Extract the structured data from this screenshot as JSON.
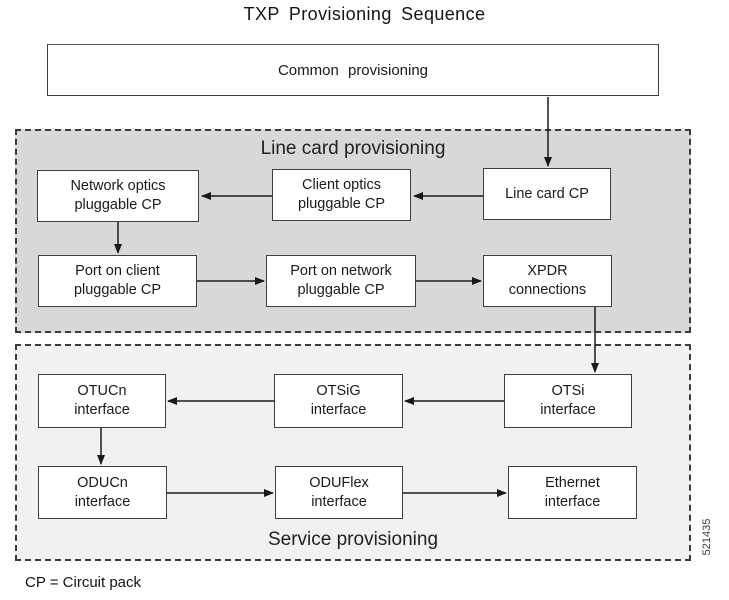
{
  "page": {
    "title": "TXP Provisioning Sequence",
    "footnote": "CP = Circuit pack",
    "figure_number": "521435"
  },
  "colors": {
    "line_card_section_fill": "#d8d8d8",
    "service_section_fill": "#f1f1f1",
    "box_border": "#3f3f3f",
    "arrow": "#1a1a1a"
  },
  "diagram": {
    "common_box": {
      "label": "Common provisioning"
    },
    "sections": {
      "line_card": {
        "label": "Line card provisioning"
      },
      "service": {
        "label": "Service provisioning"
      }
    },
    "nodes": {
      "network_optics": {
        "lines": [
          "Network optics",
          "pluggable CP"
        ]
      },
      "client_optics": {
        "lines": [
          "Client optics",
          "pluggable CP"
        ]
      },
      "line_card_cp": {
        "lines": [
          "Line card CP"
        ]
      },
      "port_on_client": {
        "lines": [
          "Port on client",
          "pluggable CP"
        ]
      },
      "port_on_network": {
        "lines": [
          "Port on network",
          "pluggable CP"
        ]
      },
      "xpdr_connections": {
        "lines": [
          "XPDR",
          "connections"
        ]
      },
      "otucn": {
        "lines": [
          "OTUCn",
          "interface"
        ]
      },
      "otsig": {
        "lines": [
          "OTSiG",
          "interface"
        ]
      },
      "otsi": {
        "lines": [
          "OTSi",
          "interface"
        ]
      },
      "oducn": {
        "lines": [
          "ODUCn",
          "interface"
        ]
      },
      "oduflex": {
        "lines": [
          "ODUFlex",
          "interface"
        ]
      },
      "ethernet": {
        "lines": [
          "Ethernet",
          "interface"
        ]
      }
    },
    "edges": [
      {
        "from": "common_provisioning",
        "to": "line_card_cp"
      },
      {
        "from": "line_card_cp",
        "to": "client_optics"
      },
      {
        "from": "client_optics",
        "to": "network_optics"
      },
      {
        "from": "network_optics",
        "to": "port_on_client"
      },
      {
        "from": "port_on_client",
        "to": "port_on_network"
      },
      {
        "from": "port_on_network",
        "to": "xpdr_connections"
      },
      {
        "from": "xpdr_connections",
        "to": "otsi"
      },
      {
        "from": "otsi",
        "to": "otsig"
      },
      {
        "from": "otsig",
        "to": "otucn"
      },
      {
        "from": "otucn",
        "to": "oducn"
      },
      {
        "from": "oducn",
        "to": "oduflex"
      },
      {
        "from": "oduflex",
        "to": "ethernet"
      }
    ]
  }
}
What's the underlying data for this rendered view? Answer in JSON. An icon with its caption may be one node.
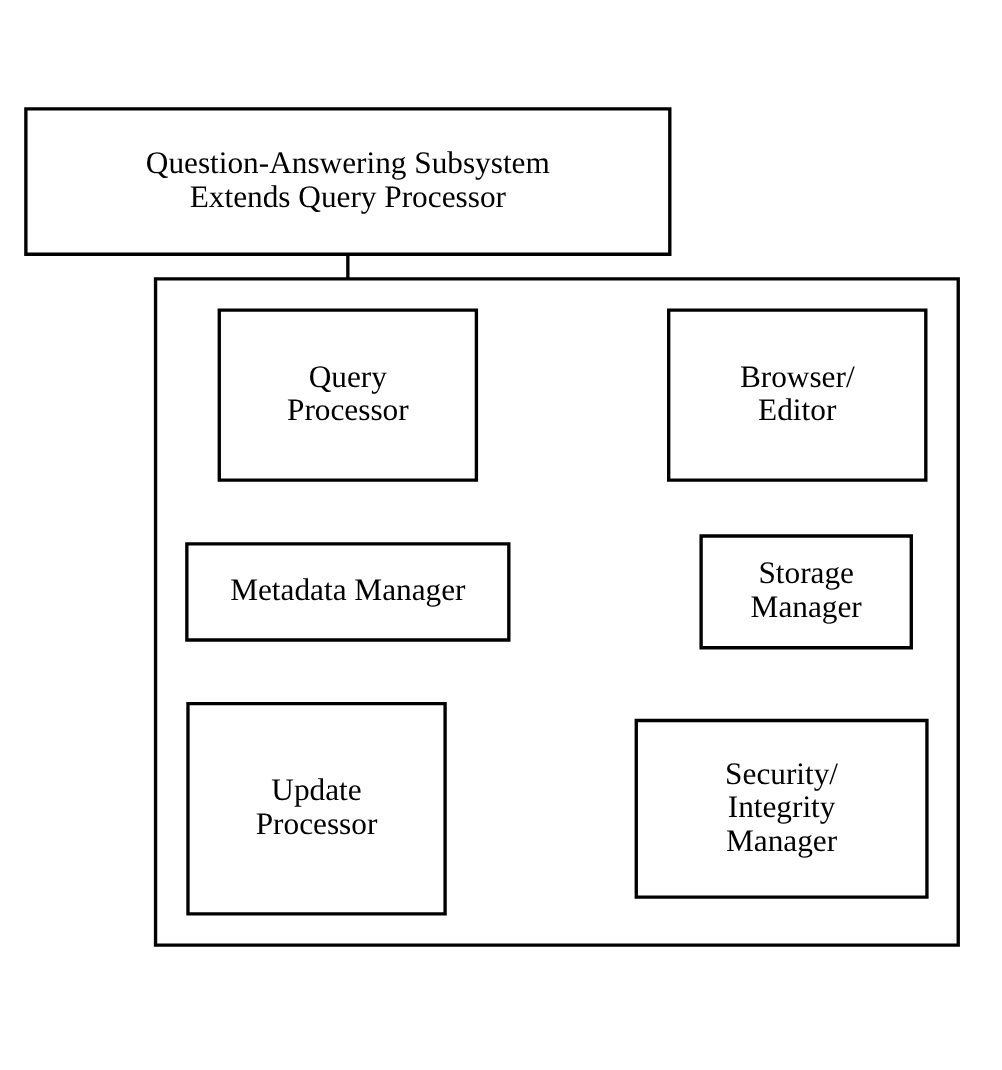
{
  "diagram": {
    "nodes": [
      {
        "text": [
          "Question-Answering Subsystem Extends Query Processor"
        ]
      },
      {
        "text": [],
        "shape": "box"
      },
      {
        "text": [
          "Query Processor"
        ],
        "in": 1
      },
      {
        "text": [
          "Browser/ Editor"
        ],
        "in": 1
      },
      {
        "text": [
          "Metadata Manager"
        ],
        "in": 1
      },
      {
        "text": [
          "Storage Manager"
        ],
        "in": 1
      },
      {
        "text": [
          "Update Processor"
        ],
        "in": 1
      },
      {
        "text": [
          "Security/ Integrity Manager"
        ],
        "in": 1
      }
    ],
    "edges": [
      {
        "from": 0,
        "to": 1,
        "arrow": "none"
      }
    ]
  }
}
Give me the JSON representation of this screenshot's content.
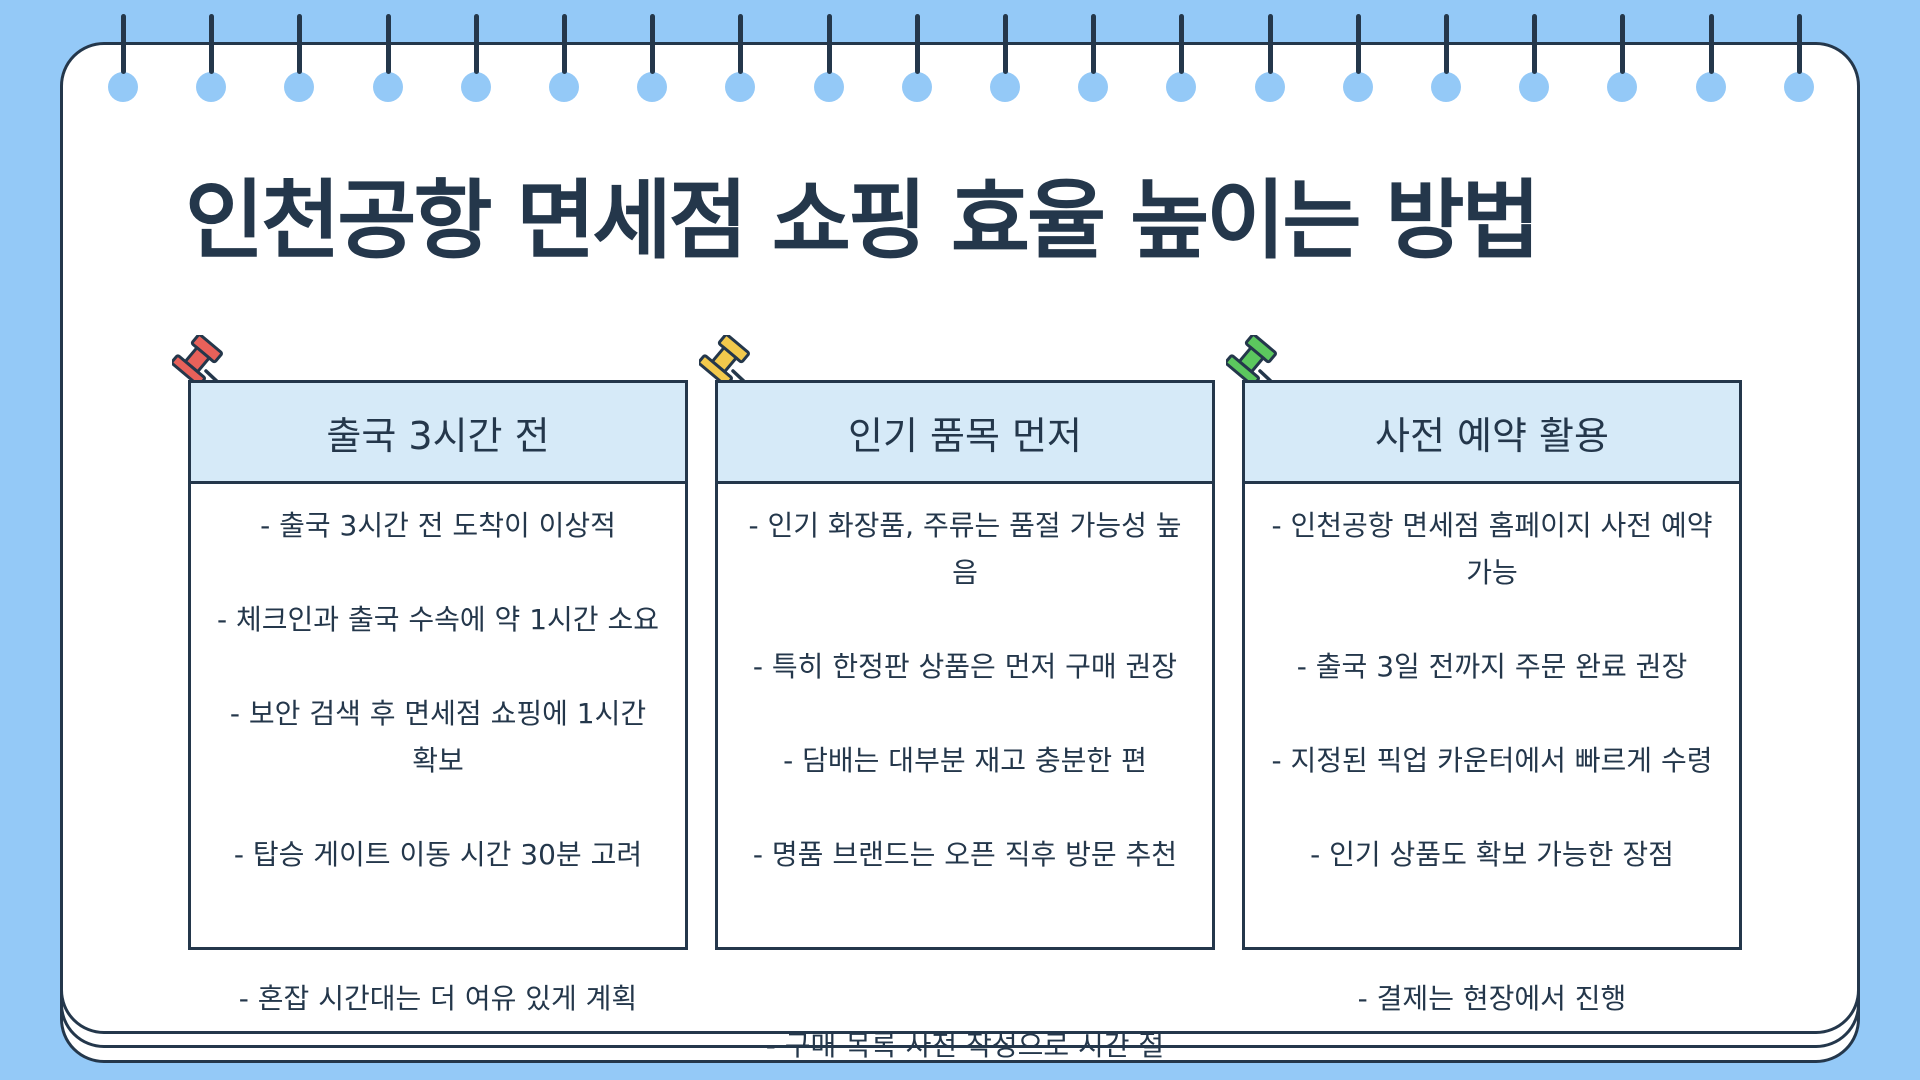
{
  "page": {
    "title": "인천공항 면세점 쇼핑 효율 높이는 방법"
  },
  "colors": {
    "background": "#94c9f7",
    "ink": "#24374b",
    "card_header": "#d6eaf8",
    "pin_red": "#e8615a",
    "pin_yellow": "#f2c94c",
    "pin_green": "#5cc75e"
  },
  "cards": [
    {
      "title": "출국 3시간 전",
      "pin_color": "red",
      "items": [
        "- 출국 3시간 전 도착이 이상적",
        "- 체크인과 출국 수속에 약 1시간 소요",
        "- 보안 검색 후 면세점 쇼핑에 1시간 확보",
        "- 탑승 게이트 이동 시간 30분 고려",
        "- 혼잡 시간대는 더 여유 있게 계획"
      ]
    },
    {
      "title": "인기 품목 먼저",
      "pin_color": "yellow",
      "items": [
        "- 인기 화장품, 주류는 품절 가능성 높음",
        "- 특히 한정판 상품은 먼저 구매 권장",
        "- 담배는 대부분 재고 충분한 편",
        "- 명품 브랜드는 오픈 직후 방문 추천",
        "- 구매 목록 사전 작성으로 시간 절"
      ]
    },
    {
      "title": "사전 예약 활용",
      "pin_color": "green",
      "items": [
        "- 인천공항 면세점 홈페이지 사전 예약 가능",
        "- 출국 3일 전까지 주문 완료 권장",
        "- 지정된 픽업 카운터에서 빠르게 수령",
        "- 인기 상품도 확보 가능한 장점",
        "- 결제는 현장에서 진행"
      ]
    }
  ]
}
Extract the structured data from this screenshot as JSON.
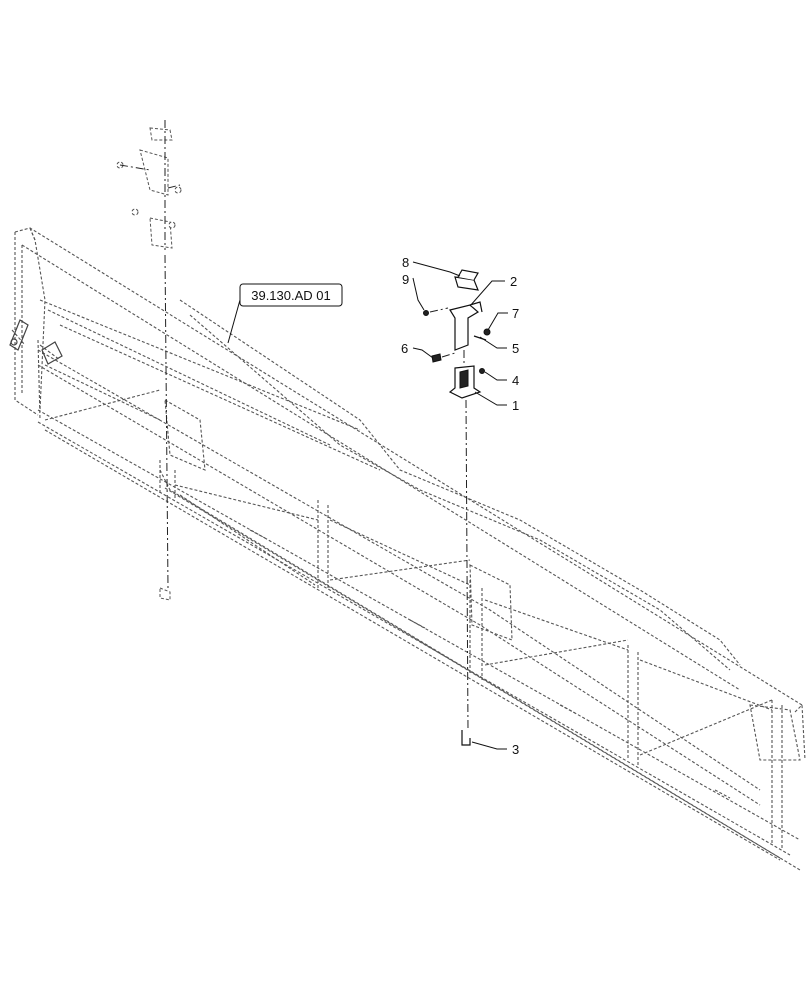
{
  "reference": {
    "label": "39.130.AD 01"
  },
  "callouts": [
    {
      "id": "c1",
      "label": "1"
    },
    {
      "id": "c2",
      "label": "2"
    },
    {
      "id": "c3",
      "label": "3"
    },
    {
      "id": "c4",
      "label": "4"
    },
    {
      "id": "c5",
      "label": "5"
    },
    {
      "id": "c6",
      "label": "6"
    },
    {
      "id": "c7",
      "label": "7"
    },
    {
      "id": "c8",
      "label": "8"
    },
    {
      "id": "c9",
      "label": "9"
    }
  ]
}
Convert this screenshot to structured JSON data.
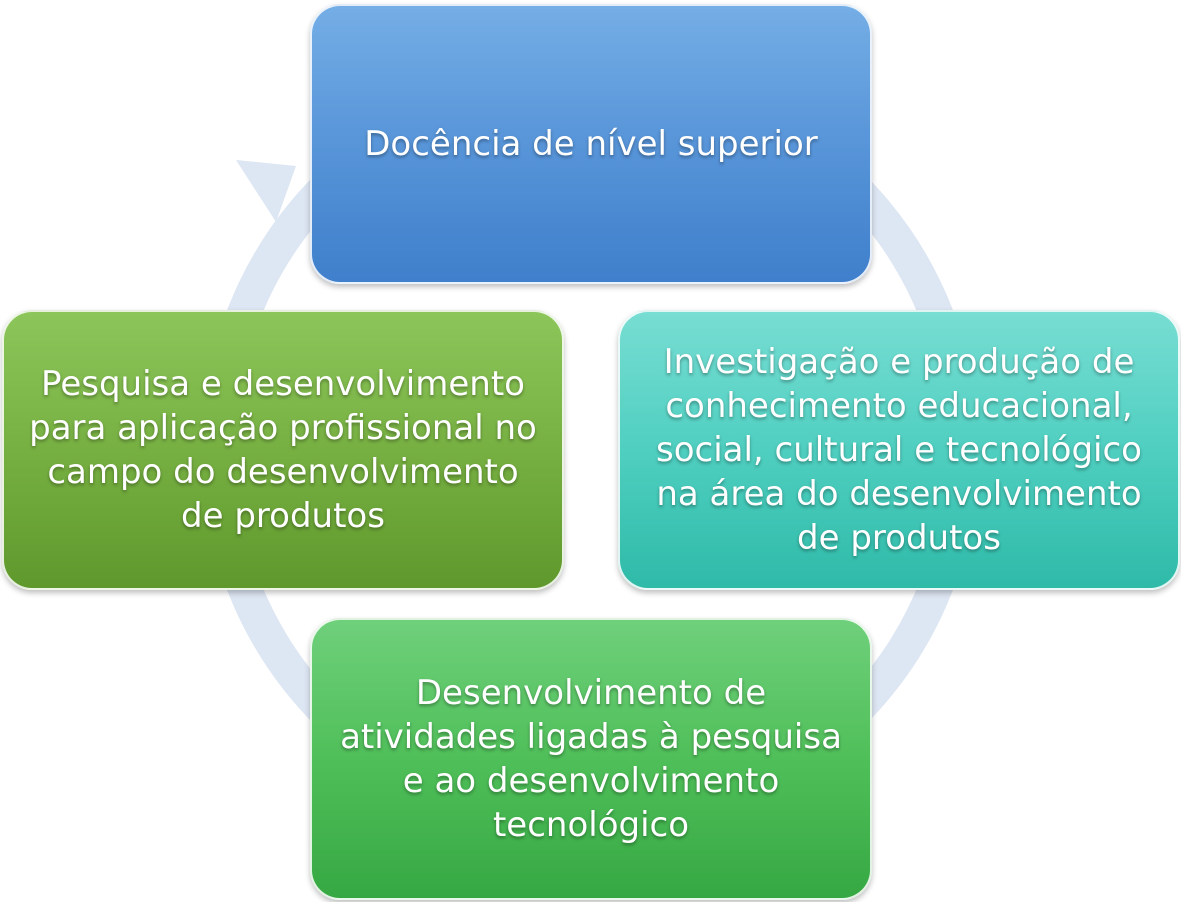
{
  "diagram": {
    "nodes": {
      "top": "Docência de nível superior",
      "right": "Investigação e produção de conhecimento educacional, social, cultural e tecnológico na área do desenvolvimento de produtos",
      "bottom": "Desenvolvimento de atividades ligadas à pesquisa e ao desenvolvimento tecnológico",
      "left": "Pesquisa e desenvolvimento para aplicação profissional no campo do desenvolvimento de produtos"
    },
    "colors": {
      "top": "#4a8ad4",
      "right": "#3fc4b4",
      "bottom": "#45b450",
      "left": "#6da43a",
      "cycle_arrow": "#dde6f3"
    }
  }
}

--- --- ---

## What the task asks
From the records above, pull out every line containing the word "Processor".

## Solution for this exercise
          "Question-Answering Subsystem Extends Query Processor"
          "Query Processor"
          "Update Processor"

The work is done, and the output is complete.